- **WHAT YOU NEED TO DO**:
State how many lines in these records contain the word "Vessel", and nothing else.

** Start **

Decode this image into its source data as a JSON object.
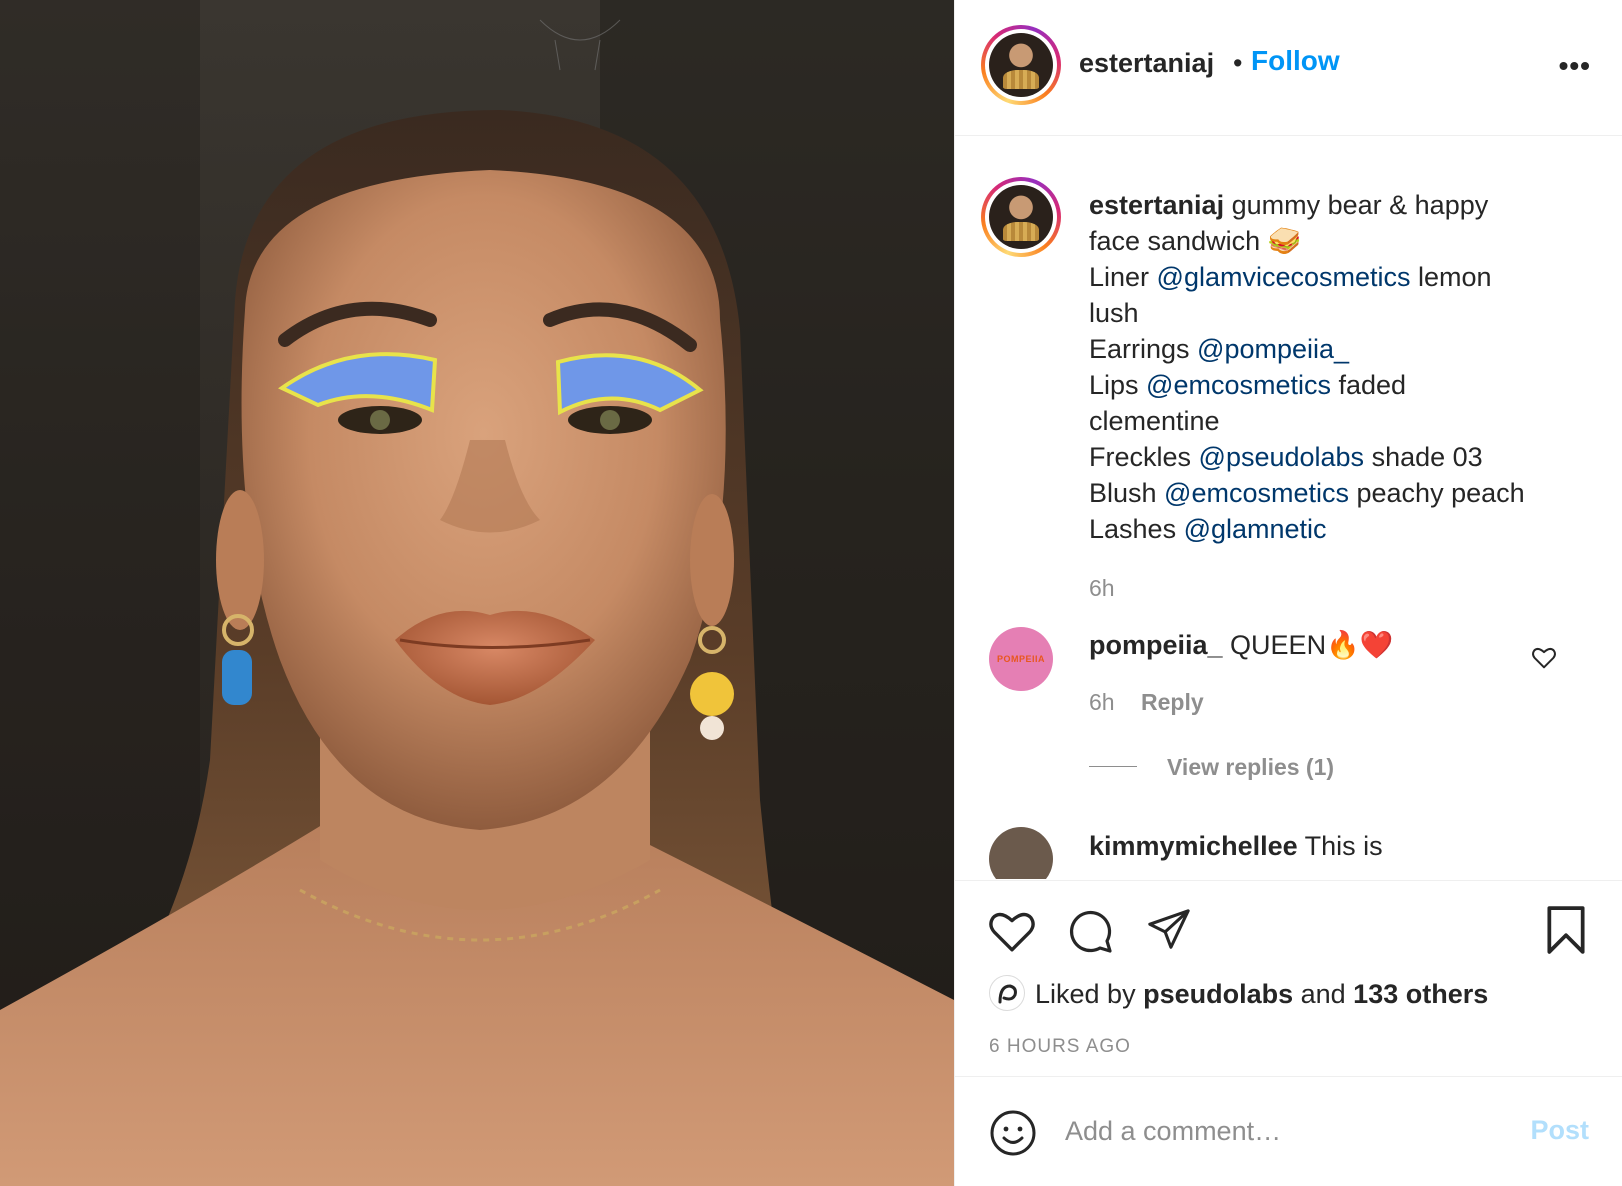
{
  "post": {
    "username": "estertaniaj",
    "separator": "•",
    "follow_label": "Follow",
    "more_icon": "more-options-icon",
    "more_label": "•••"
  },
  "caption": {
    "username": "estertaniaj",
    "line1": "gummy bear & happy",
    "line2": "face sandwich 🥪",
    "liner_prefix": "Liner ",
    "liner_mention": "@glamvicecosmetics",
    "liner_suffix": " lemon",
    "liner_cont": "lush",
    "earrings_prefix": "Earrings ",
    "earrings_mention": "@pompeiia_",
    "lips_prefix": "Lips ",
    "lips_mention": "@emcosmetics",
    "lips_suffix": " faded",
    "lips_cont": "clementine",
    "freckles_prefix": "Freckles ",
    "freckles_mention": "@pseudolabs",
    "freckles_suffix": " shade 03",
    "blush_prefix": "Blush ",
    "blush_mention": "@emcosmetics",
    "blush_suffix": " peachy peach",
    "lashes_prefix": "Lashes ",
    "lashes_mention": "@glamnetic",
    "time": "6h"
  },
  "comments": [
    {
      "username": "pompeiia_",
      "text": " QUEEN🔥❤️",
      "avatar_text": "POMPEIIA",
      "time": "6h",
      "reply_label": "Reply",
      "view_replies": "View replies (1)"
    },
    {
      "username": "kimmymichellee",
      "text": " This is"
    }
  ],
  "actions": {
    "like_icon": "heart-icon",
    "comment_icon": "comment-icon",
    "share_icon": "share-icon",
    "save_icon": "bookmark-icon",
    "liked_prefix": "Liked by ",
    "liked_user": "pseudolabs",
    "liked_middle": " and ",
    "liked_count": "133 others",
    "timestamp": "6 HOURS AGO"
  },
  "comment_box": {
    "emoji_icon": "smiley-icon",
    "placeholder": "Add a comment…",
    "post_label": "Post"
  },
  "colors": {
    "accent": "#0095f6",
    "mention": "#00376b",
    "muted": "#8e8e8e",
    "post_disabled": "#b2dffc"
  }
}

** End **
** Start **

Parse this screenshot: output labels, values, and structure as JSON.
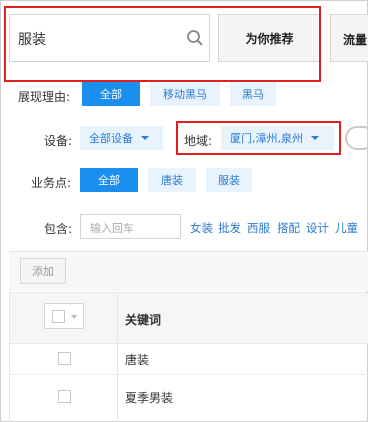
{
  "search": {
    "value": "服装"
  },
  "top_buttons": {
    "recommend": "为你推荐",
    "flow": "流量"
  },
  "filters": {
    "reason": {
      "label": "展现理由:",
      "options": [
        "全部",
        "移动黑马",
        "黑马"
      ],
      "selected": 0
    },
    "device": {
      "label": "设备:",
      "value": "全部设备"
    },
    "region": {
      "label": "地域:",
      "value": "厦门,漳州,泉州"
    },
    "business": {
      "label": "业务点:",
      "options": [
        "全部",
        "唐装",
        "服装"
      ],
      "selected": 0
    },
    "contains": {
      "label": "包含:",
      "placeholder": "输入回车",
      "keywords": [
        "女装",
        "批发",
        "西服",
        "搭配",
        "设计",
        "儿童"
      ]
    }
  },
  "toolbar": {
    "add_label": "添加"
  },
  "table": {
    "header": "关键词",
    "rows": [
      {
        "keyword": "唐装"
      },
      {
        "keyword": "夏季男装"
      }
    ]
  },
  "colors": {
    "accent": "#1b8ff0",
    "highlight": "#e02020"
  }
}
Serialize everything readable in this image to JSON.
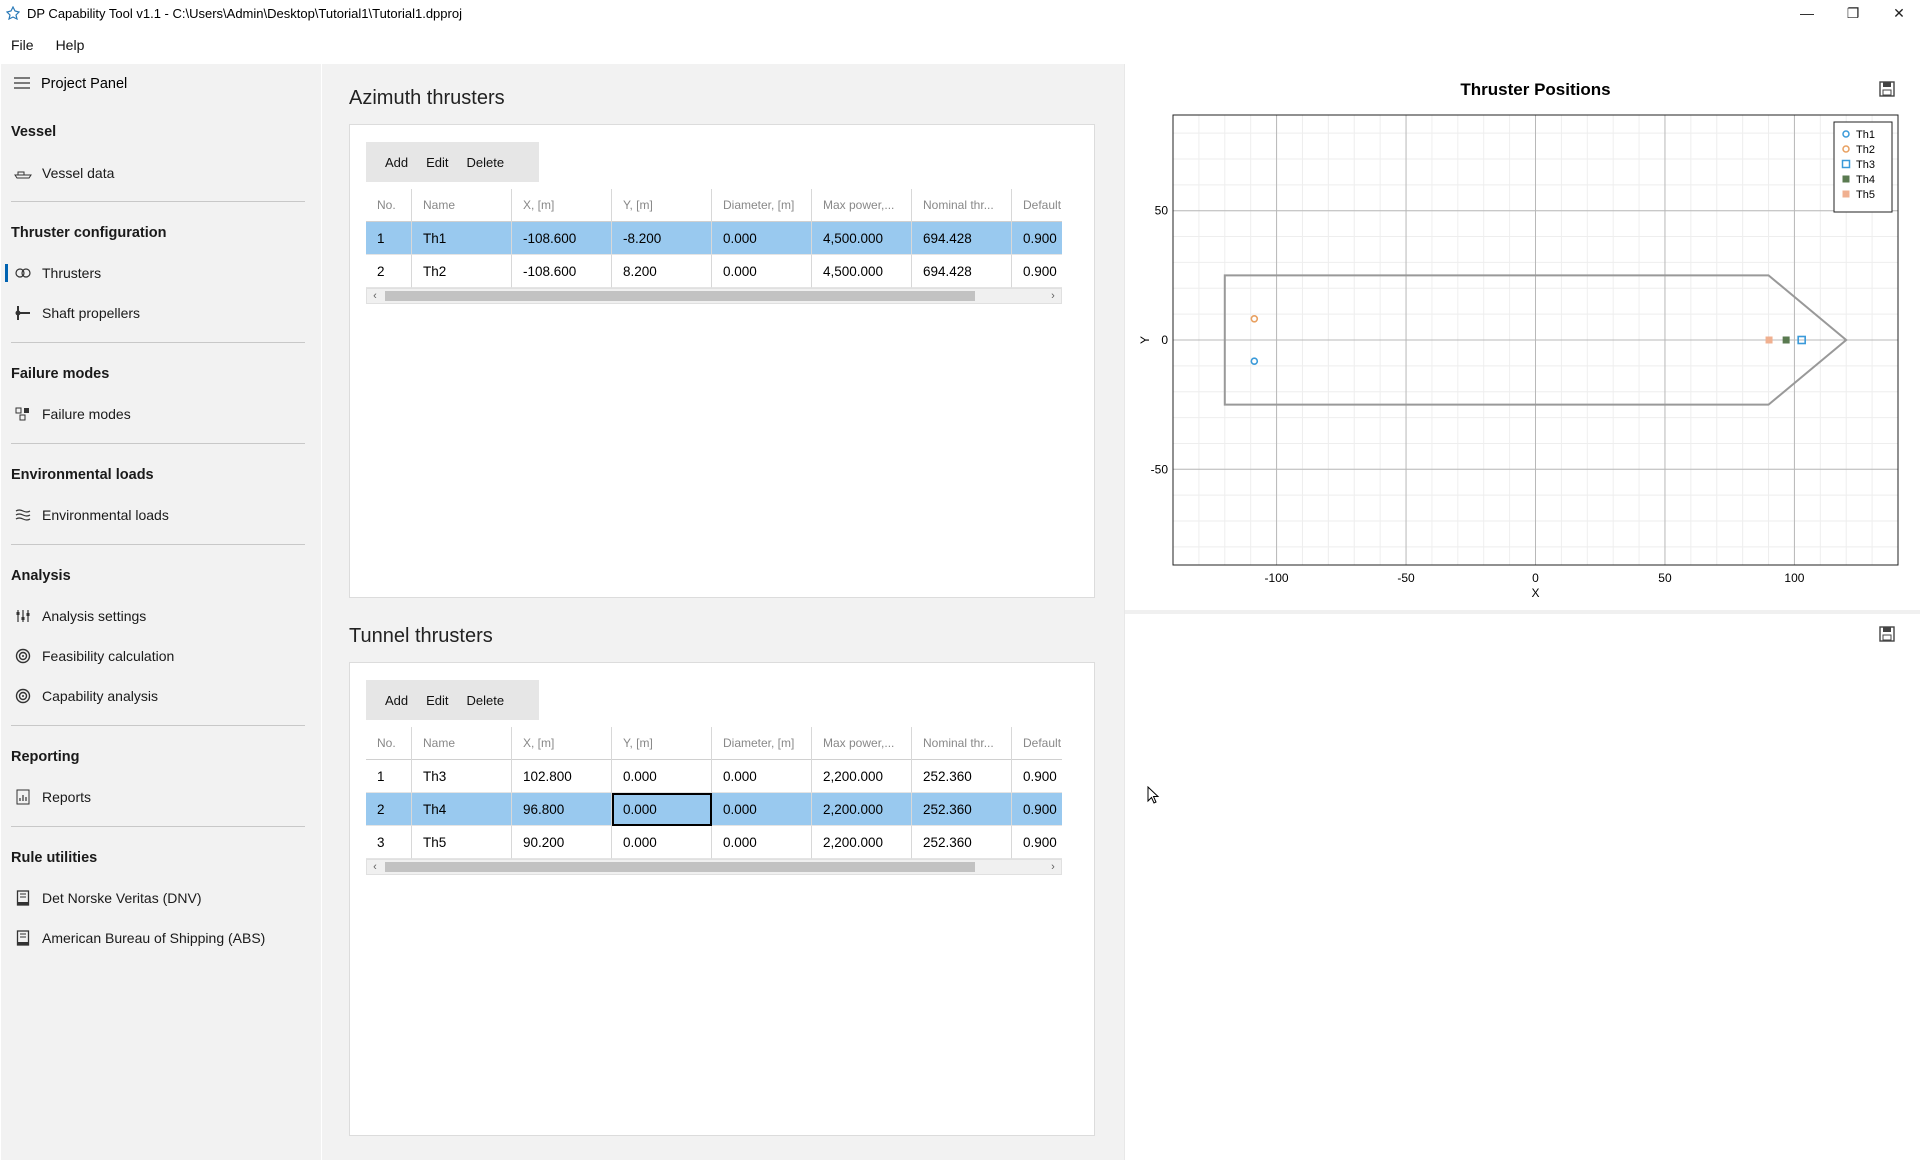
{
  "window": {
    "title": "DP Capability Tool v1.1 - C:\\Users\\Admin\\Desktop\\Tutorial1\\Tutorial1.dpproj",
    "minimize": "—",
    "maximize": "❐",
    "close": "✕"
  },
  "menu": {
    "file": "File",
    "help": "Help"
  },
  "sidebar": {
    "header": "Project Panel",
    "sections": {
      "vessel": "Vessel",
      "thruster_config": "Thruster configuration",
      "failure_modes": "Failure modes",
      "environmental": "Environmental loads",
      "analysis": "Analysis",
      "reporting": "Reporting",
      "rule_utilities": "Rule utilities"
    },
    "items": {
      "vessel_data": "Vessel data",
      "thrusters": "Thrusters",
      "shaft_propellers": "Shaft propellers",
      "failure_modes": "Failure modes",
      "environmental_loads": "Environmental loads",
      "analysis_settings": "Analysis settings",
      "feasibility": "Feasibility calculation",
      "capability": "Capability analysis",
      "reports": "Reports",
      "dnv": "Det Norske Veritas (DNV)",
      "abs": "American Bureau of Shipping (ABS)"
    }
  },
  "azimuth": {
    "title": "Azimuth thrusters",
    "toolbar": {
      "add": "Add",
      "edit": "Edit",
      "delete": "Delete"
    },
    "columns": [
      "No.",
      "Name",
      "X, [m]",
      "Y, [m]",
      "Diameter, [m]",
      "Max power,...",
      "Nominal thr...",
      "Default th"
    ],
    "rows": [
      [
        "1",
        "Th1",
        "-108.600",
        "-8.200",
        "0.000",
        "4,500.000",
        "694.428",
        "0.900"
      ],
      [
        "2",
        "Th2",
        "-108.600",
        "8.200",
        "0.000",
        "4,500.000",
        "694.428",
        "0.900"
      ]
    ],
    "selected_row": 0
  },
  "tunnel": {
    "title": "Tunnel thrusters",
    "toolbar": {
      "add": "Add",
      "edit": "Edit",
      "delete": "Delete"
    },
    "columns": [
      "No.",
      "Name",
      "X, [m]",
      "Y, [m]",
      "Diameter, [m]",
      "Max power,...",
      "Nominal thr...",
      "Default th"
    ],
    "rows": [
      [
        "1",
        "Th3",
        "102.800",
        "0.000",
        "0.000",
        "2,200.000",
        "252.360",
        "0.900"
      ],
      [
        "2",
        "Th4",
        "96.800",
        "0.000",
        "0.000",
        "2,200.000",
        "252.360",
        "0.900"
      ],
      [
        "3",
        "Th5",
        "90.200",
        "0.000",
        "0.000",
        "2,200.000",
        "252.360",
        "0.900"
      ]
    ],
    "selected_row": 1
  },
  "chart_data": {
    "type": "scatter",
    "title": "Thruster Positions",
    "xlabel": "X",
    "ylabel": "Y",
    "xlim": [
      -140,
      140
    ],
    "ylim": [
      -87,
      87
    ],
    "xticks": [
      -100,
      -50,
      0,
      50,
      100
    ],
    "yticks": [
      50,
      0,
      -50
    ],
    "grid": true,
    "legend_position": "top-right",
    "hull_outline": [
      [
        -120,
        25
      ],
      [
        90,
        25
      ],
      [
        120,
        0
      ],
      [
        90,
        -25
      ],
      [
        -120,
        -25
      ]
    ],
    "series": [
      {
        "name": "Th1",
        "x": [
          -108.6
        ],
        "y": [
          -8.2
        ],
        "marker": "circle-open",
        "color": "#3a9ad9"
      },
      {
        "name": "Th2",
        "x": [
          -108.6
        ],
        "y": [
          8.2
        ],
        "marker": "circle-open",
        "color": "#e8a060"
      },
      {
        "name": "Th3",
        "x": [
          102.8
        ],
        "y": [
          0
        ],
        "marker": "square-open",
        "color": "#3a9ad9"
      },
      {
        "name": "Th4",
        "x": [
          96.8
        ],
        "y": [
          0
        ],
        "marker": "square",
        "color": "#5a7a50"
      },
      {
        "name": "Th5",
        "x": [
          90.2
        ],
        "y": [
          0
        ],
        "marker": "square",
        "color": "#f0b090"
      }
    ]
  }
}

** End **
** Start **

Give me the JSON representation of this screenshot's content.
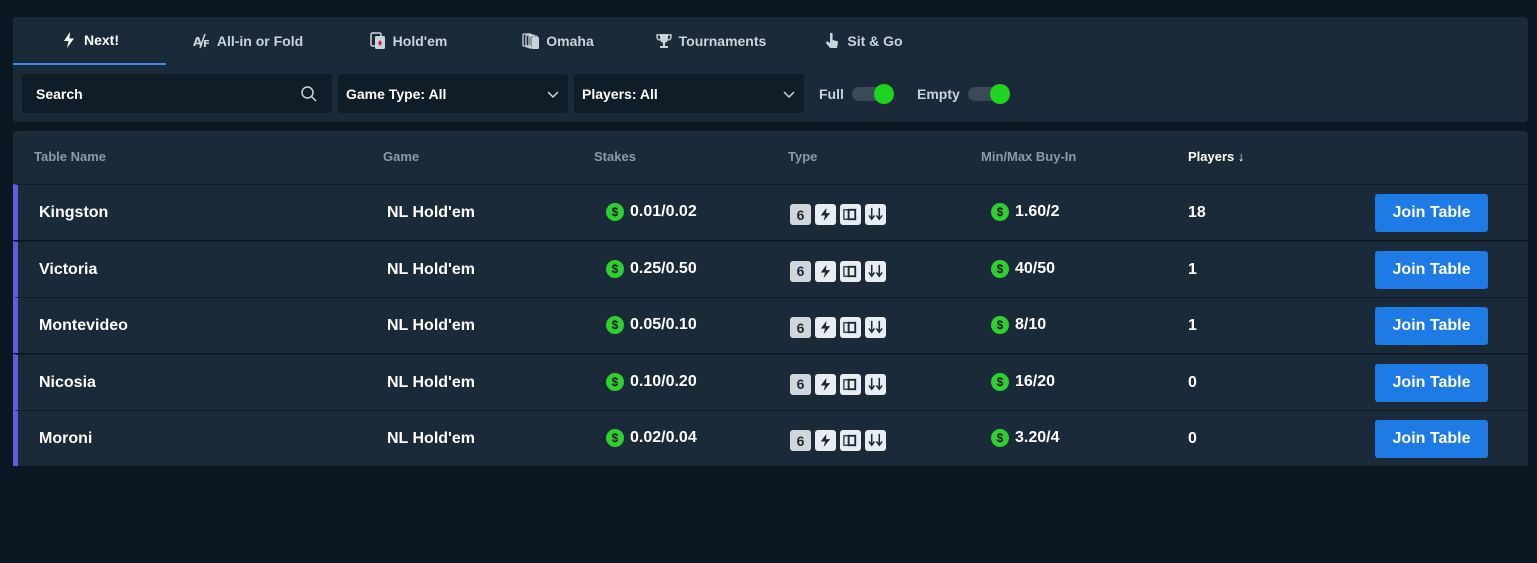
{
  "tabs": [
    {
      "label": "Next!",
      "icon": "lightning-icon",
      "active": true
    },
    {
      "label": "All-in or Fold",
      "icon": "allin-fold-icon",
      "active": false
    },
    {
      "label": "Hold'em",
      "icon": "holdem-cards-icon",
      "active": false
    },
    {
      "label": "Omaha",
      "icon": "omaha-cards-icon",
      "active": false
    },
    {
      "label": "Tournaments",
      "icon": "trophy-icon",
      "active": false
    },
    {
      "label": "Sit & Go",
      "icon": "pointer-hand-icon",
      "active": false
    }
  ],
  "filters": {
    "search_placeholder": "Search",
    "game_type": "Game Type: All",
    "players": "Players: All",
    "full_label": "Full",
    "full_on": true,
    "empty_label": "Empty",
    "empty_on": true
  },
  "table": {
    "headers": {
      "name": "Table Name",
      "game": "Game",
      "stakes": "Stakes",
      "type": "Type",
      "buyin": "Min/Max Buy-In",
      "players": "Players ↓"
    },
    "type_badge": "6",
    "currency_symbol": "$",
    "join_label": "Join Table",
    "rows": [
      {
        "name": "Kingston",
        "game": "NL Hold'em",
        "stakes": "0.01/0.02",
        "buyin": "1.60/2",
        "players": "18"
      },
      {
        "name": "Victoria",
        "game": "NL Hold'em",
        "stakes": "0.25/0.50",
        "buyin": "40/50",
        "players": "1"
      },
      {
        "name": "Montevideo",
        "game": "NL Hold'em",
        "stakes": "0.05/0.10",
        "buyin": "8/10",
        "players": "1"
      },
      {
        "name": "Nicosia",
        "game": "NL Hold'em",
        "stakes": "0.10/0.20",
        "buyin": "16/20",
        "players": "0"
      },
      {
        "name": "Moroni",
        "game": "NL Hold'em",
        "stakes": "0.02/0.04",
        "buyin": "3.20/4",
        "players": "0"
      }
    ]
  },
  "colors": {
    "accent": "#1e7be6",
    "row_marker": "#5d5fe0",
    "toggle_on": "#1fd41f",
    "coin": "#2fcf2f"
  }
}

** End **

- **FINISHED ANSWER**:
2